Task details: Reproduce each line that includes the word "https".

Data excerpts

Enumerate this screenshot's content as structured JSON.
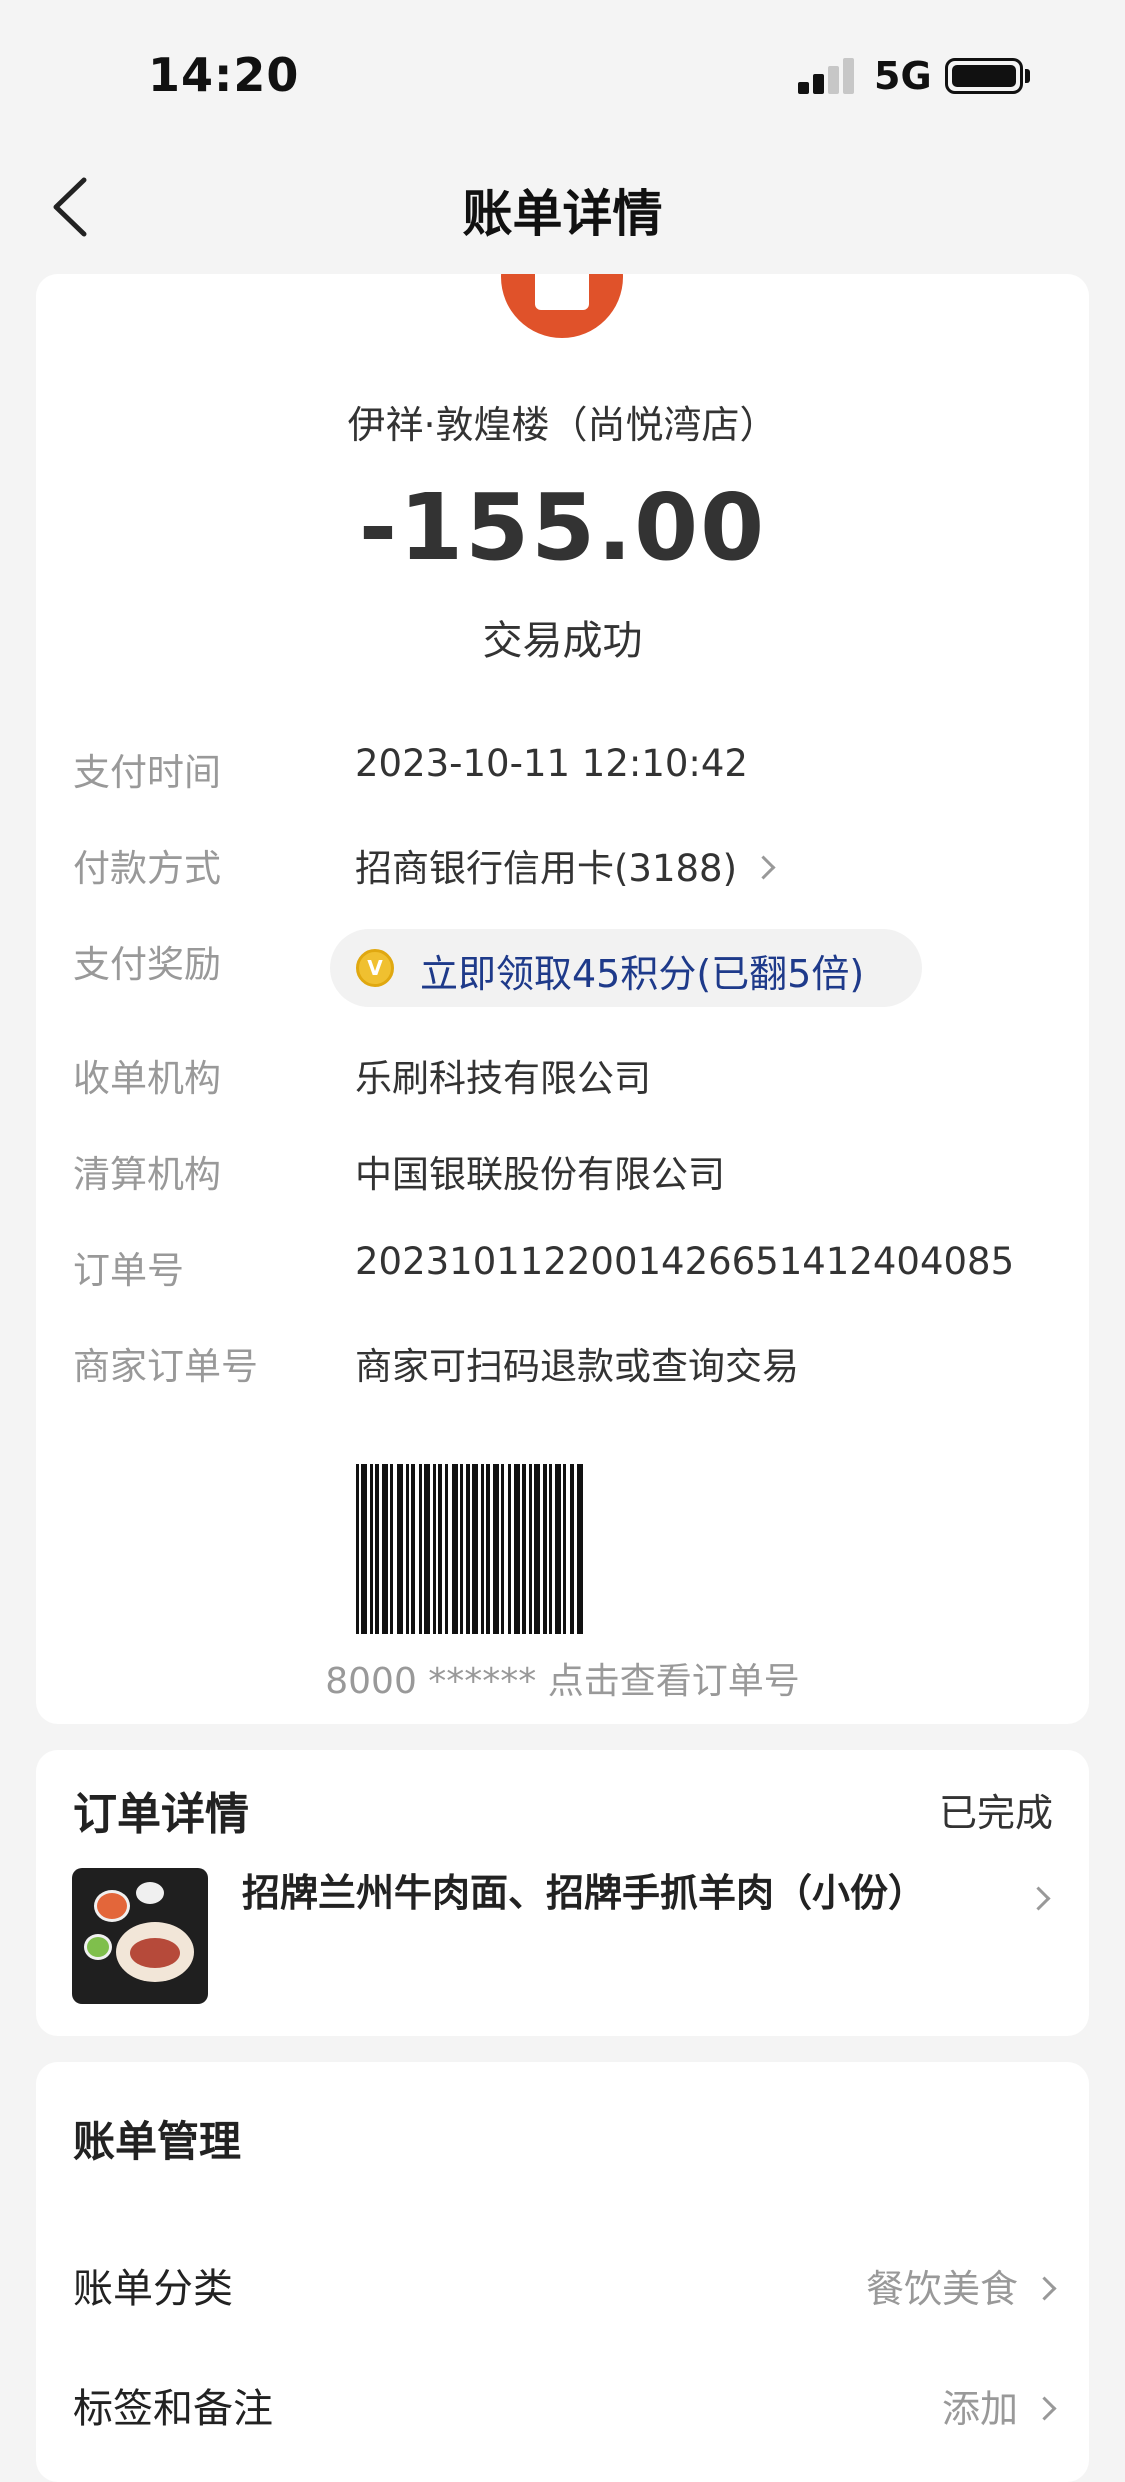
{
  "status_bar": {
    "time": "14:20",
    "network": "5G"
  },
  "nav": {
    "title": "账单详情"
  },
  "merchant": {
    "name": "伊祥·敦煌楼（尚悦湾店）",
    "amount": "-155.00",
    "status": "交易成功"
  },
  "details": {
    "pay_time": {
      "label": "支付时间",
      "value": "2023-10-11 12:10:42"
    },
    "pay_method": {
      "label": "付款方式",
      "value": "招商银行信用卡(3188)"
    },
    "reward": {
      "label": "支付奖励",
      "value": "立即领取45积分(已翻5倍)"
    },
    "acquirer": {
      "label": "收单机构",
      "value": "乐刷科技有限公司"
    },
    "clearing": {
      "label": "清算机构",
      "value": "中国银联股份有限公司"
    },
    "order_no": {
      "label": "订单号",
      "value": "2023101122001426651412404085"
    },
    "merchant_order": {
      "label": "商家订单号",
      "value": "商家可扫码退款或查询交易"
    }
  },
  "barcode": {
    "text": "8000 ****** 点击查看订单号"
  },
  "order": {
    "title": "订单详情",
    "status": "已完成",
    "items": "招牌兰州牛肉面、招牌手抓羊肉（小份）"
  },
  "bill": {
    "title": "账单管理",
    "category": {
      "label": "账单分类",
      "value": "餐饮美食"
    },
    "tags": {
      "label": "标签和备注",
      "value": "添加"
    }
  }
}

...

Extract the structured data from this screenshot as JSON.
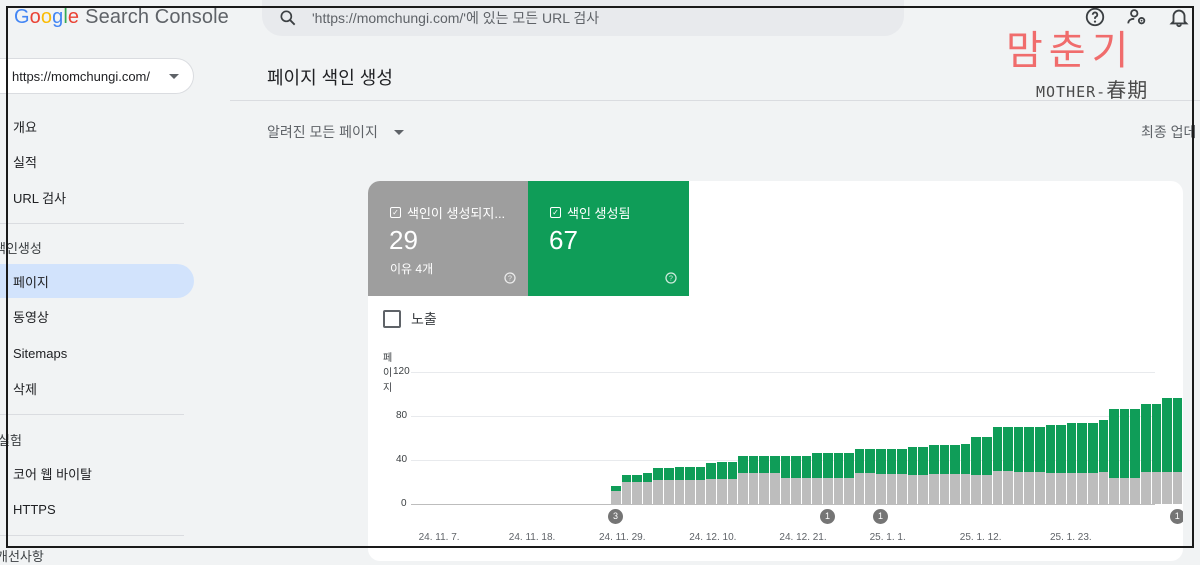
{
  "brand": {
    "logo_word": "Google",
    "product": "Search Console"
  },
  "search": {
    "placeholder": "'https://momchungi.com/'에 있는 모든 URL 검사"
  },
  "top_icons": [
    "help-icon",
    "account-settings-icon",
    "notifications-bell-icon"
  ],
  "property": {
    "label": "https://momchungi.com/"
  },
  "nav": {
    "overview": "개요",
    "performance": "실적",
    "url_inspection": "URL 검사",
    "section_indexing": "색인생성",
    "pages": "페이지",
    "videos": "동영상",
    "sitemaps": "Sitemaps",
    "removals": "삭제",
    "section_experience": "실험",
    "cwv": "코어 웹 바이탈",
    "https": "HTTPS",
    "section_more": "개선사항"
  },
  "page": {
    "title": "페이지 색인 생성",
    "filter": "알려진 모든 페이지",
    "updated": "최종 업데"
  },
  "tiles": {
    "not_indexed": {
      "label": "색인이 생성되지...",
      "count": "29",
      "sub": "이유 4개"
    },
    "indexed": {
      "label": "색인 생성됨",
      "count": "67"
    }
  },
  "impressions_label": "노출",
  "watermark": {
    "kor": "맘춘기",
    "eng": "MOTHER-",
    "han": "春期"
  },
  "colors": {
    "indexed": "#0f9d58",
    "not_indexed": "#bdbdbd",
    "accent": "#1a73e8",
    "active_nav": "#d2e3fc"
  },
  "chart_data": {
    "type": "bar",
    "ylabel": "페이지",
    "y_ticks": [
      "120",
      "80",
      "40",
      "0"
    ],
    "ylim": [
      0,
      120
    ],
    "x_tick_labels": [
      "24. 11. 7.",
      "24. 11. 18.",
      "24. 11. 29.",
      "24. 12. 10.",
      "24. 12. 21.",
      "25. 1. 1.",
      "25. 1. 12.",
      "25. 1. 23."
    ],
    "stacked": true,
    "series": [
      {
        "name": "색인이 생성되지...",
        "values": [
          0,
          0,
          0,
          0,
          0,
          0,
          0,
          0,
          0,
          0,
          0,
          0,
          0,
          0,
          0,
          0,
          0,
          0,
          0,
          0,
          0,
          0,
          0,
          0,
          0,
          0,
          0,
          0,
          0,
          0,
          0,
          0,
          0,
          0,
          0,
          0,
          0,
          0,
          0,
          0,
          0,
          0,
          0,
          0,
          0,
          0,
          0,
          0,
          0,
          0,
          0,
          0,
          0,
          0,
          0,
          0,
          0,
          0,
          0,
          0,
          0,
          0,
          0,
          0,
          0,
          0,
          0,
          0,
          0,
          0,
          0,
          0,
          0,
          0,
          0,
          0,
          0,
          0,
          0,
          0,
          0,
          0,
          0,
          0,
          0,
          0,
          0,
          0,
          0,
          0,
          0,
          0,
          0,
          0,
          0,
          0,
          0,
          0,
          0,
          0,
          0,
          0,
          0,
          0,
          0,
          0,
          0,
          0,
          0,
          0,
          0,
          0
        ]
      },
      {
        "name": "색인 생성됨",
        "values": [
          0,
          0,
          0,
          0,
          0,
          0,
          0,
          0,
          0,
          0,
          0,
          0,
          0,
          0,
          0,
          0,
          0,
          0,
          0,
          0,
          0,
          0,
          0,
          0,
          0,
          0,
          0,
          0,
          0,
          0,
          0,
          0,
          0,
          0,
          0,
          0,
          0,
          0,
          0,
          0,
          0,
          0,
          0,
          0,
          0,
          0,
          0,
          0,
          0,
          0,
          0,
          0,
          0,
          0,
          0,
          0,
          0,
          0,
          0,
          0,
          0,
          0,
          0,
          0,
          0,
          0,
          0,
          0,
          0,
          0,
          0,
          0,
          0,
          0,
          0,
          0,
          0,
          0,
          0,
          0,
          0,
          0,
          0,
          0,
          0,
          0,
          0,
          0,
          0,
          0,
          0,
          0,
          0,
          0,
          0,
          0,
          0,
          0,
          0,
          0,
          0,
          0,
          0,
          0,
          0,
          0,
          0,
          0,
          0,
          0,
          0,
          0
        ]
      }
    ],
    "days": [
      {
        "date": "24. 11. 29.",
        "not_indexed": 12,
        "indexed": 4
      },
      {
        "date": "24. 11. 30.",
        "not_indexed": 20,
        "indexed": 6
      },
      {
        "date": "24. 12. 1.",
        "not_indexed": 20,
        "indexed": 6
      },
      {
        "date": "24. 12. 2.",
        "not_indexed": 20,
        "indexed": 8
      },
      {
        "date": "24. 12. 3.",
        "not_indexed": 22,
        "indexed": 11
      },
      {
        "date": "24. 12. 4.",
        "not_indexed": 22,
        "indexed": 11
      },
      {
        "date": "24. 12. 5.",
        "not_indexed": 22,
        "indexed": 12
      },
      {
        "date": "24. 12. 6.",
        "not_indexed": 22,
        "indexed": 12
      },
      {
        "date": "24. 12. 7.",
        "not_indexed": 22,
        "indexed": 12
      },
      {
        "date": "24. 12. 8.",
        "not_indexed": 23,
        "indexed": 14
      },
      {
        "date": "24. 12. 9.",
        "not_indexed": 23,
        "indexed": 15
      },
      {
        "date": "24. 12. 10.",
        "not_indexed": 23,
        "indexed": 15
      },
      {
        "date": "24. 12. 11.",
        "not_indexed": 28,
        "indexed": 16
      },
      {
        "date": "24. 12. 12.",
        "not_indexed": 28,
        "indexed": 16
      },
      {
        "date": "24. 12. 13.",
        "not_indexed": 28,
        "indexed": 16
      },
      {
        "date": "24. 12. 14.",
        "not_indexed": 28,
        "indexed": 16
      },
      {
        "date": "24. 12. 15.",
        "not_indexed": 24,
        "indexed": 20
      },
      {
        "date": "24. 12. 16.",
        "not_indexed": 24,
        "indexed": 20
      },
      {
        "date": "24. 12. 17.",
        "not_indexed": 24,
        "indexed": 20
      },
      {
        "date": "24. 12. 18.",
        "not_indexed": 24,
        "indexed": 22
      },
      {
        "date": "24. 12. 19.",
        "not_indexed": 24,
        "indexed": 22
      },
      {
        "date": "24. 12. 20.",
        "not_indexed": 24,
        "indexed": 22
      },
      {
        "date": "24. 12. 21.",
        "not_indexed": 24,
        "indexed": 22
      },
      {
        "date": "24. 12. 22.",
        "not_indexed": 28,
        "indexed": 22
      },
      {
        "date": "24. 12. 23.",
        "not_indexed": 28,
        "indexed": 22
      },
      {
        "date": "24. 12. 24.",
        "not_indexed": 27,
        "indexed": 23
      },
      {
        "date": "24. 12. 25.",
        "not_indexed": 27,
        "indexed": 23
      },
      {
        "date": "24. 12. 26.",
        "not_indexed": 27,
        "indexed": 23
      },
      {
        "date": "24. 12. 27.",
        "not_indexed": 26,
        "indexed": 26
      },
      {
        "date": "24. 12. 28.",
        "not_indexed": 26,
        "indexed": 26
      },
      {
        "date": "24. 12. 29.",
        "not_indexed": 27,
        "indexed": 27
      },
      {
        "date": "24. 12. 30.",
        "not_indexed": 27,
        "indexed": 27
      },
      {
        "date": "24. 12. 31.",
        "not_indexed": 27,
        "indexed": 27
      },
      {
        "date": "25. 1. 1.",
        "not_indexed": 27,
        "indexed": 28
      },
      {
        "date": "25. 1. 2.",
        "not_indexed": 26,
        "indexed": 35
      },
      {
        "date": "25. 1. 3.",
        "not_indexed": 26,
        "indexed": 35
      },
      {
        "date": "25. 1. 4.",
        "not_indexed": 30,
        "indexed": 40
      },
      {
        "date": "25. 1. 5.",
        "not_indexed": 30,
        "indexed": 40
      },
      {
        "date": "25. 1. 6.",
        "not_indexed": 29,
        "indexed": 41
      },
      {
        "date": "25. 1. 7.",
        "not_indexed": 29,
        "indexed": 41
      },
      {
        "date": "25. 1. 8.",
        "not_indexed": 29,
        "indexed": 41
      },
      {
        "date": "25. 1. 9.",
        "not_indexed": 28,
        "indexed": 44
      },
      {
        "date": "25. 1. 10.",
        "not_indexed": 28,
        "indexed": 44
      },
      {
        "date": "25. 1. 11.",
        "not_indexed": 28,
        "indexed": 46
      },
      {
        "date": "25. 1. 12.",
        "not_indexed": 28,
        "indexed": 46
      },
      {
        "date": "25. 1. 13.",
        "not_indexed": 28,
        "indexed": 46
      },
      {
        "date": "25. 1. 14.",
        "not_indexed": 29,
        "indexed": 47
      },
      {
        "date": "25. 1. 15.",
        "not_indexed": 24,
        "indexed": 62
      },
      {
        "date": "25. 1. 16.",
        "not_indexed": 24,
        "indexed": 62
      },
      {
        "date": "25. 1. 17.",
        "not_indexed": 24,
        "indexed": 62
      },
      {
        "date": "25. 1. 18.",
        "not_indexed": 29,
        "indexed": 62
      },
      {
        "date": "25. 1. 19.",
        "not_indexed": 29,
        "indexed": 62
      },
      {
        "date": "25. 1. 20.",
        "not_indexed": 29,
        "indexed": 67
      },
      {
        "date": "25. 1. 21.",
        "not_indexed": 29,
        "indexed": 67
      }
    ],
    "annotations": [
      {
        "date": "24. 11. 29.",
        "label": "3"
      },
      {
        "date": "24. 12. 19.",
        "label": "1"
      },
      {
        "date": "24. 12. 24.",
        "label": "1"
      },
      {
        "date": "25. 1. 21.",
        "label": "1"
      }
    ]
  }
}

Exercise output:
    "placeholder": "'https://momchungi.com/'에 있는 모든 URL 검사"
    "label": "https://momchungi.com/"
    "https": "HTTPS",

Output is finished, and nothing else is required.